Excerpts from a figure dataset:
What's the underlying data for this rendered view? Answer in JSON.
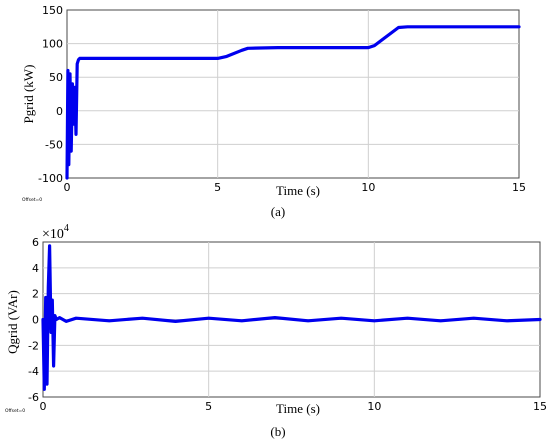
{
  "chart_data": [
    {
      "type": "line",
      "panel_label": "(a)",
      "ylabel": "Pgrid (kW)",
      "xlabel": "Time (s)",
      "offset_note": "Offset=0",
      "xlim": [
        0,
        15
      ],
      "ylim": [
        -100,
        150
      ],
      "xticks": [
        0,
        5,
        10,
        15
      ],
      "yticks": [
        -100,
        -50,
        0,
        50,
        100,
        150
      ],
      "grid": true,
      "color": "#0000ee",
      "series": [
        {
          "x": [
            0,
            0.03,
            0.06,
            0.1,
            0.14,
            0.18,
            0.22,
            0.26,
            0.3,
            0.34,
            0.38,
            0.42,
            0.5,
            1,
            2,
            3,
            4,
            4.5,
            5,
            5.3,
            5.8,
            6,
            7,
            8,
            9,
            10,
            10.2,
            11,
            11.3,
            12,
            13,
            14,
            15
          ],
          "y": [
            -100,
            60,
            -80,
            55,
            -60,
            40,
            -20,
            35,
            -35,
            70,
            76,
            78,
            78,
            78,
            78,
            78,
            78,
            78,
            78,
            81,
            90,
            93,
            94,
            94,
            94,
            94,
            97,
            124,
            125,
            125,
            125,
            125,
            125
          ]
        }
      ]
    },
    {
      "type": "line",
      "panel_label": "(b)",
      "ylabel": "Qgrid (VAr)",
      "xlabel": "Time (s)",
      "offset_note": "Offset=0",
      "multiplier": "×10",
      "multiplier_exp": "4",
      "xlim": [
        0,
        15
      ],
      "ylim": [
        -6,
        6
      ],
      "xticks": [
        0,
        5,
        10,
        15
      ],
      "yticks": [
        -6,
        -4,
        -2,
        0,
        2,
        4,
        6
      ],
      "yticklabels": [
        "-6",
        "-4",
        "-2",
        "0",
        "2",
        "4",
        "6"
      ],
      "grid": true,
      "color": "#0000ee",
      "series": [
        {
          "x": [
            0,
            0.04,
            0.08,
            0.12,
            0.16,
            0.2,
            0.24,
            0.28,
            0.32,
            0.36,
            0.4,
            0.5,
            0.7,
            1,
            2,
            3,
            4,
            5,
            6,
            7,
            8,
            9,
            10,
            11,
            12,
            13,
            14,
            15
          ],
          "y": [
            0,
            -5.4,
            1.7,
            -5,
            2.5,
            5.7,
            -1,
            1.5,
            -3.6,
            0.3,
            0,
            0.15,
            -0.15,
            0.1,
            -0.1,
            0.1,
            -0.15,
            0.1,
            -0.1,
            0.15,
            -0.1,
            0.1,
            -0.1,
            0.1,
            -0.1,
            0.1,
            -0.1,
            0
          ]
        }
      ]
    }
  ]
}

▶ Given exercise
Write the records above out again exactly, with no pictures in your copy.

▶ Response below
What's the underlying data for this rendered view? Answer in JSON.
{
  "chart_data": [
    {
      "type": "line",
      "panel_label": "(a)",
      "ylabel": "Pgrid (kW)",
      "xlabel": "Time (s)",
      "offset_note": "Offset=0",
      "xlim": [
        0,
        15
      ],
      "ylim": [
        -100,
        150
      ],
      "xticks": [
        0,
        5,
        10,
        15
      ],
      "yticks": [
        -100,
        -50,
        0,
        50,
        100,
        150
      ],
      "grid": true,
      "color": "#0000ee",
      "series": [
        {
          "x": [
            0,
            0.03,
            0.06,
            0.1,
            0.14,
            0.18,
            0.22,
            0.26,
            0.3,
            0.34,
            0.38,
            0.42,
            0.5,
            1,
            2,
            3,
            4,
            4.5,
            5,
            5.3,
            5.8,
            6,
            7,
            8,
            9,
            10,
            10.2,
            11,
            11.3,
            12,
            13,
            14,
            15
          ],
          "y": [
            -100,
            60,
            -80,
            55,
            -60,
            40,
            -20,
            35,
            -35,
            70,
            76,
            78,
            78,
            78,
            78,
            78,
            78,
            78,
            78,
            81,
            90,
            93,
            94,
            94,
            94,
            94,
            97,
            124,
            125,
            125,
            125,
            125,
            125
          ]
        }
      ]
    },
    {
      "type": "line",
      "panel_label": "(b)",
      "ylabel": "Qgrid (VAr)",
      "xlabel": "Time (s)",
      "offset_note": "Offset=0",
      "multiplier": "×10",
      "multiplier_exp": "4",
      "xlim": [
        0,
        15
      ],
      "ylim": [
        -6,
        6
      ],
      "xticks": [
        0,
        5,
        10,
        15
      ],
      "yticks": [
        -6,
        -4,
        -2,
        0,
        2,
        4,
        6
      ],
      "yticklabels": [
        "-6",
        "-4",
        "-2",
        "0",
        "2",
        "4",
        "6"
      ],
      "grid": true,
      "color": "#0000ee",
      "series": [
        {
          "x": [
            0,
            0.04,
            0.08,
            0.12,
            0.16,
            0.2,
            0.24,
            0.28,
            0.32,
            0.36,
            0.4,
            0.5,
            0.7,
            1,
            2,
            3,
            4,
            5,
            6,
            7,
            8,
            9,
            10,
            11,
            12,
            13,
            14,
            15
          ],
          "y": [
            0,
            -5.4,
            1.7,
            -5,
            2.5,
            5.7,
            -1,
            1.5,
            -3.6,
            0.3,
            0,
            0.15,
            -0.15,
            0.1,
            -0.1,
            0.1,
            -0.15,
            0.1,
            -0.1,
            0.15,
            -0.1,
            0.1,
            -0.1,
            0.1,
            -0.1,
            0.1,
            -0.1,
            0
          ]
        }
      ]
    }
  ]
}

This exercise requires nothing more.